**YOUR TASK**
Copy out the listing that follows, exactly, without its pictures.

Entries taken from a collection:
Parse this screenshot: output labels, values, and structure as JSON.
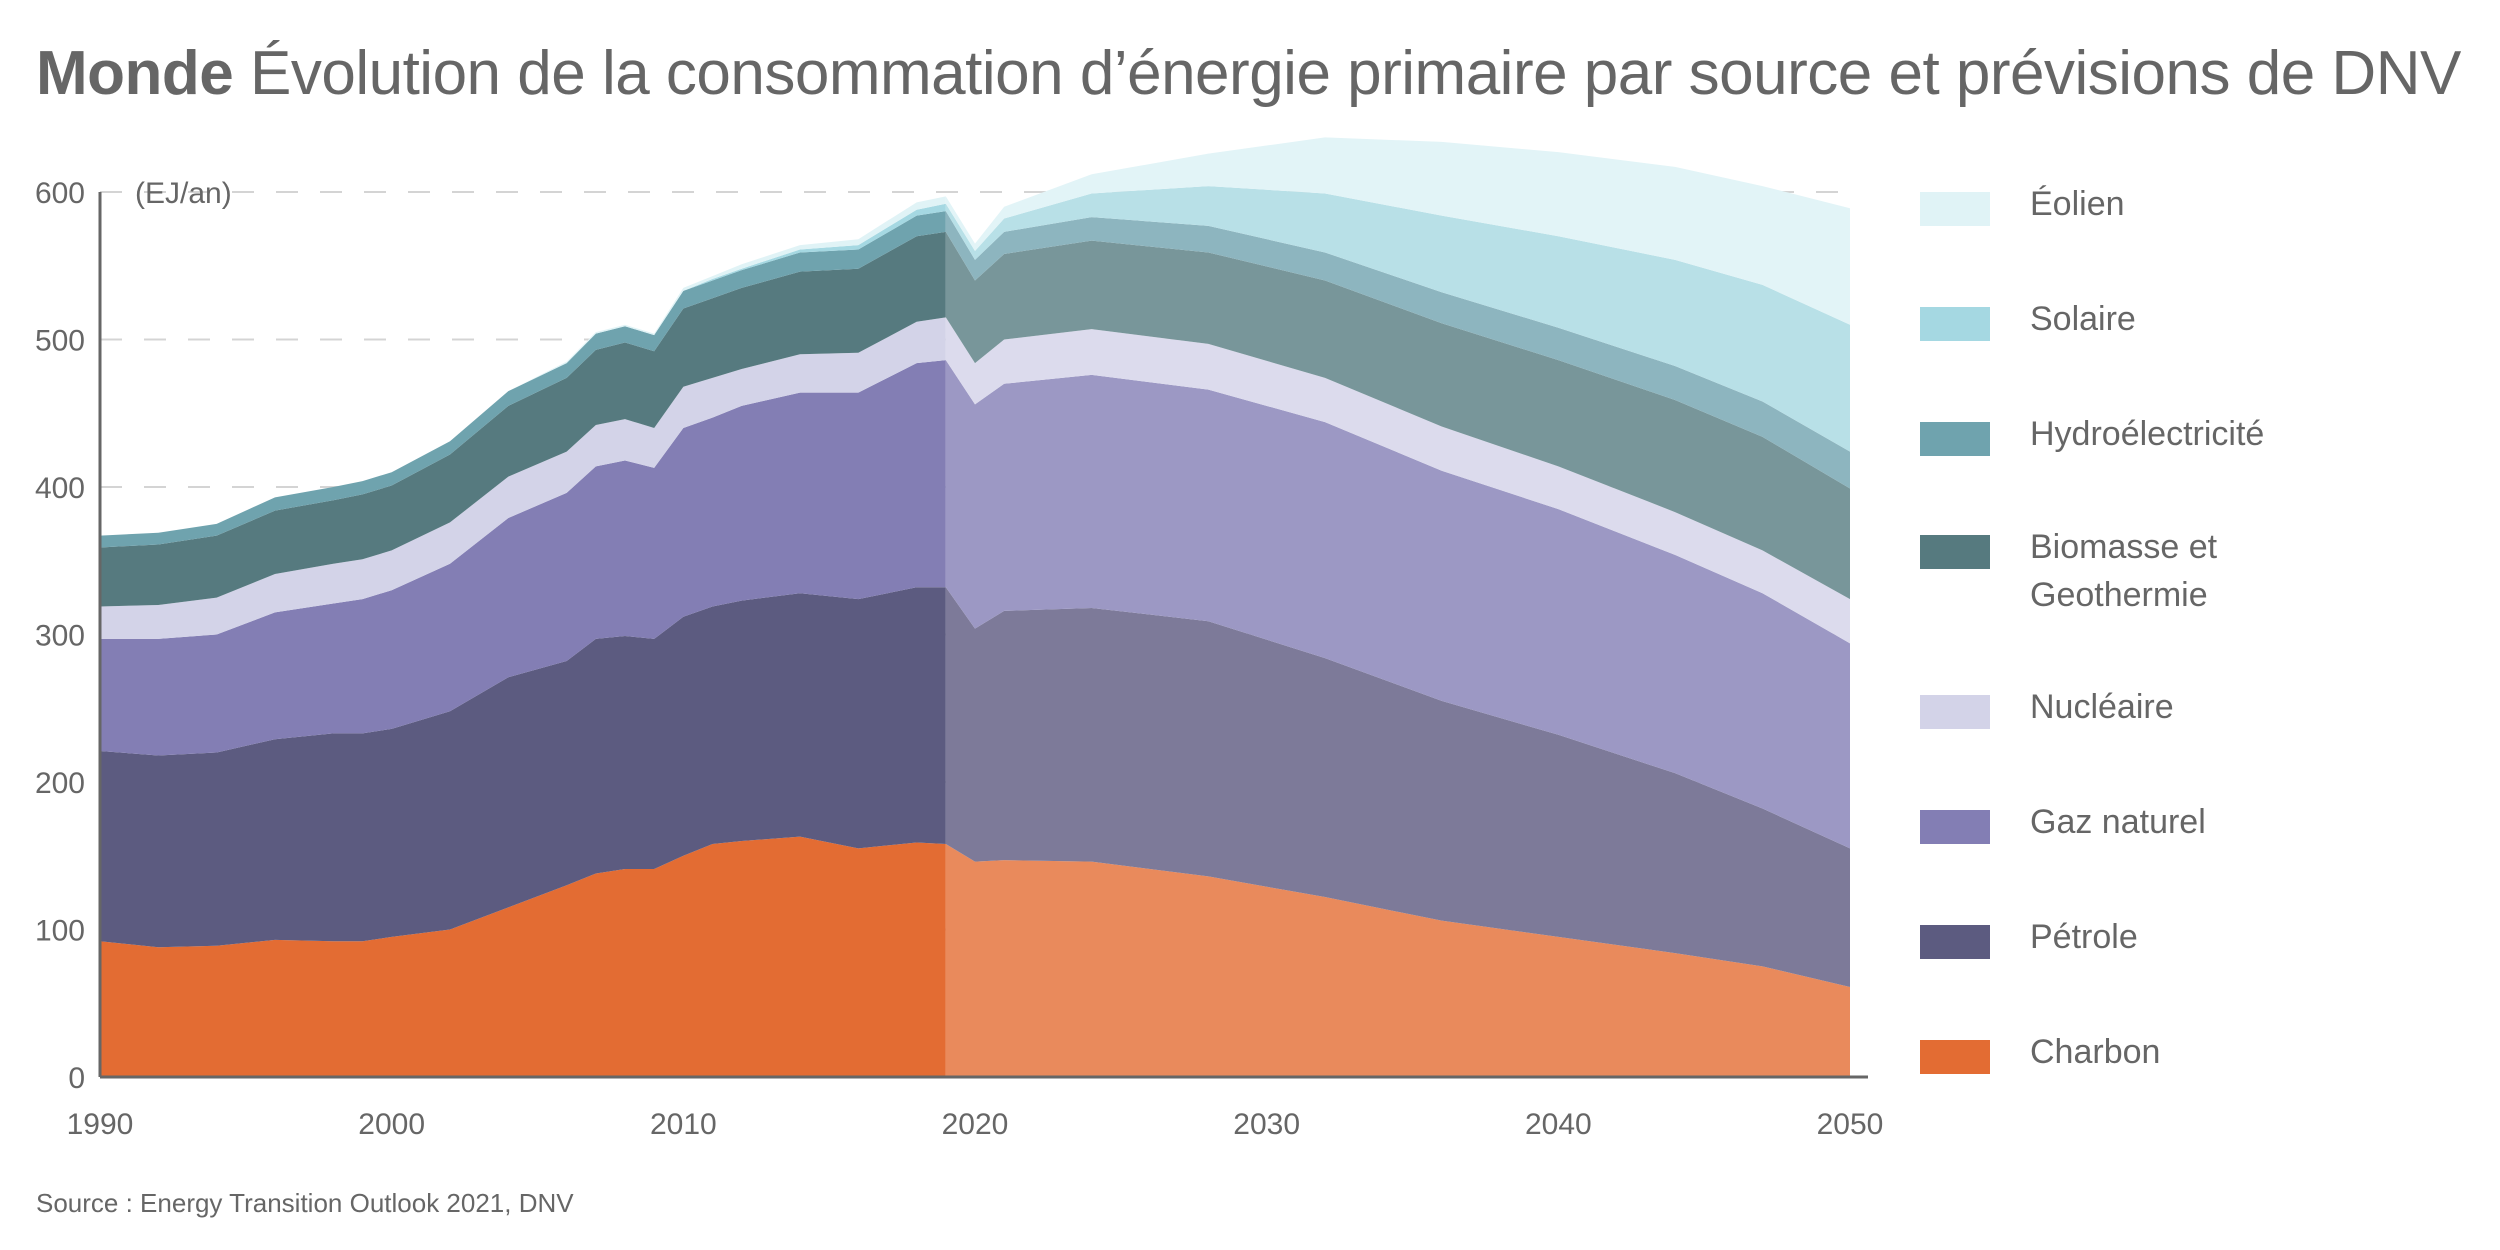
{
  "title": {
    "bold": "Monde",
    "rest": "Évolution de la consommation d’énergie primaire par source et prévisions de DNV"
  },
  "source": "Source : Energy Transition Outlook 2021, DNV",
  "chart_data": {
    "type": "area",
    "stacked": true,
    "title": "Monde Évolution de la consommation d’énergie primaire par source et prévisions de DNV",
    "unit_label": "(EJ/an)",
    "xlabel": "",
    "ylabel": "(EJ/an)",
    "xlim": [
      1990,
      2050
    ],
    "ylim": [
      0,
      600
    ],
    "x_ticks": [
      "1990",
      "2000",
      "2010",
      "2020",
      "2030",
      "2040",
      "2050"
    ],
    "y_ticks": [
      "0",
      "100",
      "200",
      "300",
      "400",
      "500",
      "600"
    ],
    "grid": "horizontal-dashed",
    "forecast_start": 2019,
    "legend_position": "right",
    "x": [
      1990,
      1992,
      1994,
      1996,
      1998,
      1999,
      2000,
      2002,
      2004,
      2006,
      2007,
      2008,
      2009,
      2010,
      2011,
      2012,
      2014,
      2016,
      2018,
      2019,
      2020,
      2021,
      2024,
      2028,
      2032,
      2036,
      2040,
      2044,
      2047,
      2050
    ],
    "series": [
      {
        "name": "Charbon",
        "color": "#e36c33",
        "forecast_color": "#e98a5c",
        "values": [
          92,
          88,
          89,
          93,
          92,
          92,
          95,
          100,
          115,
          130,
          138,
          141,
          141,
          150,
          158,
          160,
          163,
          155,
          159,
          158,
          146,
          147,
          146,
          136,
          122,
          106,
          95,
          84,
          75,
          61
        ]
      },
      {
        "name": "Pétrole",
        "color": "#5c5b80",
        "forecast_color": "#7d7a99",
        "values": [
          129,
          130,
          131,
          136,
          141,
          141,
          141,
          148,
          156,
          152,
          159,
          158,
          156,
          162,
          161,
          163,
          165,
          169,
          173,
          174,
          158,
          169,
          172,
          173,
          162,
          149,
          137,
          122,
          107,
          94
        ]
      },
      {
        "name": "Gaz naturel",
        "color": "#837eb4",
        "forecast_color": "#9c98c4",
        "values": [
          76,
          79,
          80,
          86,
          88,
          91,
          94,
          100,
          108,
          114,
          117,
          119,
          116,
          128,
          128,
          132,
          136,
          140,
          152,
          154,
          152,
          154,
          158,
          157,
          160,
          156,
          153,
          148,
          146,
          139
        ]
      },
      {
        "name": "Nucléaire",
        "color": "#d3d3e8",
        "forecast_color": "#dcdbed",
        "values": [
          22,
          23,
          25,
          26,
          27,
          27,
          27,
          28,
          28,
          28,
          28,
          28,
          27,
          28,
          27,
          25,
          26,
          27,
          28,
          29,
          28,
          30,
          31,
          31,
          30,
          30,
          29,
          29,
          29,
          30
        ]
      },
      {
        "name": "Biomasse et Geothermie",
        "color": "#567a7f",
        "forecast_color": "#78969a",
        "values": [
          40,
          41,
          42,
          43,
          43,
          44,
          44,
          46,
          48,
          50,
          51,
          52,
          52,
          53,
          54,
          55,
          56,
          57,
          58,
          58,
          56,
          58,
          60,
          62,
          66,
          70,
          72,
          76,
          77,
          75
        ]
      },
      {
        "name": "Hydroélectricité",
        "color": "#6fa3ae",
        "forecast_color": "#8db5bf",
        "values": [
          8,
          8,
          8,
          9,
          9,
          9,
          9,
          9,
          10,
          10,
          11,
          11,
          11,
          12,
          12,
          12,
          13,
          13,
          14,
          14,
          14,
          15,
          16,
          18,
          19,
          21,
          22,
          23,
          24,
          25
        ]
      },
      {
        "name": "Solaire",
        "color": "#a5d8e2",
        "forecast_color": "#b8e0e7",
        "values": [
          0,
          0,
          0,
          0,
          0,
          0,
          0,
          0,
          0,
          0,
          0,
          0,
          0,
          0,
          1,
          1,
          2,
          3,
          4,
          5,
          6,
          9,
          16,
          27,
          40,
          52,
          62,
          72,
          79,
          86
        ]
      },
      {
        "name": "Éolien",
        "color": "#e0f3f6",
        "forecast_color": "#e2f4f7",
        "values": [
          0,
          0,
          0,
          0,
          0,
          0,
          0,
          0,
          0,
          1,
          1,
          1,
          1,
          2,
          2,
          3,
          3,
          4,
          5,
          5,
          5,
          8,
          13,
          22,
          38,
          50,
          57,
          63,
          67,
          79
        ]
      }
    ]
  },
  "legend": [
    {
      "label": "Éolien",
      "color": "#e0f3f6"
    },
    {
      "label": "Solaire",
      "color": "#a5d8e2"
    },
    {
      "label": "Hydroélectricité",
      "color": "#6fa3ae"
    },
    {
      "label": "Biomasse et Geothermie",
      "color": "#567a7f"
    },
    {
      "label": "Nucléaire",
      "color": "#d3d3e8"
    },
    {
      "label": "Gaz naturel",
      "color": "#837eb4"
    },
    {
      "label": "Pétrole",
      "color": "#5c5b80"
    },
    {
      "label": "Charbon",
      "color": "#e36c33"
    }
  ]
}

**ANSWER BELOW**
Parse this screenshot: output labels, values, and structure as JSON.
{
  "title": {
    "bold": "Monde",
    "rest": "Évolution de la consommation d’énergie primaire par source et prévisions de DNV"
  },
  "source": "Source : Energy Transition Outlook 2021, DNV",
  "chart_data": {
    "type": "area",
    "stacked": true,
    "title": "Monde Évolution de la consommation d’énergie primaire par source et prévisions de DNV",
    "unit_label": "(EJ/an)",
    "xlabel": "",
    "ylabel": "(EJ/an)",
    "xlim": [
      1990,
      2050
    ],
    "ylim": [
      0,
      600
    ],
    "x_ticks": [
      "1990",
      "2000",
      "2010",
      "2020",
      "2030",
      "2040",
      "2050"
    ],
    "y_ticks": [
      "0",
      "100",
      "200",
      "300",
      "400",
      "500",
      "600"
    ],
    "grid": "horizontal-dashed",
    "forecast_start": 2019,
    "legend_position": "right",
    "x": [
      1990,
      1992,
      1994,
      1996,
      1998,
      1999,
      2000,
      2002,
      2004,
      2006,
      2007,
      2008,
      2009,
      2010,
      2011,
      2012,
      2014,
      2016,
      2018,
      2019,
      2020,
      2021,
      2024,
      2028,
      2032,
      2036,
      2040,
      2044,
      2047,
      2050
    ],
    "series": [
      {
        "name": "Charbon",
        "color": "#e36c33",
        "forecast_color": "#e98a5c",
        "values": [
          92,
          88,
          89,
          93,
          92,
          92,
          95,
          100,
          115,
          130,
          138,
          141,
          141,
          150,
          158,
          160,
          163,
          155,
          159,
          158,
          146,
          147,
          146,
          136,
          122,
          106,
          95,
          84,
          75,
          61
        ]
      },
      {
        "name": "Pétrole",
        "color": "#5c5b80",
        "forecast_color": "#7d7a99",
        "values": [
          129,
          130,
          131,
          136,
          141,
          141,
          141,
          148,
          156,
          152,
          159,
          158,
          156,
          162,
          161,
          163,
          165,
          169,
          173,
          174,
          158,
          169,
          172,
          173,
          162,
          149,
          137,
          122,
          107,
          94
        ]
      },
      {
        "name": "Gaz naturel",
        "color": "#837eb4",
        "forecast_color": "#9c98c4",
        "values": [
          76,
          79,
          80,
          86,
          88,
          91,
          94,
          100,
          108,
          114,
          117,
          119,
          116,
          128,
          128,
          132,
          136,
          140,
          152,
          154,
          152,
          154,
          158,
          157,
          160,
          156,
          153,
          148,
          146,
          139
        ]
      },
      {
        "name": "Nucléaire",
        "color": "#d3d3e8",
        "forecast_color": "#dcdbed",
        "values": [
          22,
          23,
          25,
          26,
          27,
          27,
          27,
          28,
          28,
          28,
          28,
          28,
          27,
          28,
          27,
          25,
          26,
          27,
          28,
          29,
          28,
          30,
          31,
          31,
          30,
          30,
          29,
          29,
          29,
          30
        ]
      },
      {
        "name": "Biomasse et Geothermie",
        "color": "#567a7f",
        "forecast_color": "#78969a",
        "values": [
          40,
          41,
          42,
          43,
          43,
          44,
          44,
          46,
          48,
          50,
          51,
          52,
          52,
          53,
          54,
          55,
          56,
          57,
          58,
          58,
          56,
          58,
          60,
          62,
          66,
          70,
          72,
          76,
          77,
          75
        ]
      },
      {
        "name": "Hydroélectricité",
        "color": "#6fa3ae",
        "forecast_color": "#8db5bf",
        "values": [
          8,
          8,
          8,
          9,
          9,
          9,
          9,
          9,
          10,
          10,
          11,
          11,
          11,
          12,
          12,
          12,
          13,
          13,
          14,
          14,
          14,
          15,
          16,
          18,
          19,
          21,
          22,
          23,
          24,
          25
        ]
      },
      {
        "name": "Solaire",
        "color": "#a5d8e2",
        "forecast_color": "#b8e0e7",
        "values": [
          0,
          0,
          0,
          0,
          0,
          0,
          0,
          0,
          0,
          0,
          0,
          0,
          0,
          0,
          1,
          1,
          2,
          3,
          4,
          5,
          6,
          9,
          16,
          27,
          40,
          52,
          62,
          72,
          79,
          86
        ]
      },
      {
        "name": "Éolien",
        "color": "#e0f3f6",
        "forecast_color": "#e2f4f7",
        "values": [
          0,
          0,
          0,
          0,
          0,
          0,
          0,
          0,
          0,
          1,
          1,
          1,
          1,
          2,
          2,
          3,
          3,
          4,
          5,
          5,
          5,
          8,
          13,
          22,
          38,
          50,
          57,
          63,
          67,
          79
        ]
      }
    ]
  },
  "legend": [
    {
      "label": "Éolien",
      "color": "#e0f3f6"
    },
    {
      "label": "Solaire",
      "color": "#a5d8e2"
    },
    {
      "label": "Hydroélectricité",
      "color": "#6fa3ae"
    },
    {
      "label": "Biomasse et Geothermie",
      "color": "#567a7f"
    },
    {
      "label": "Nucléaire",
      "color": "#d3d3e8"
    },
    {
      "label": "Gaz naturel",
      "color": "#837eb4"
    },
    {
      "label": "Pétrole",
      "color": "#5c5b80"
    },
    {
      "label": "Charbon",
      "color": "#e36c33"
    }
  ]
}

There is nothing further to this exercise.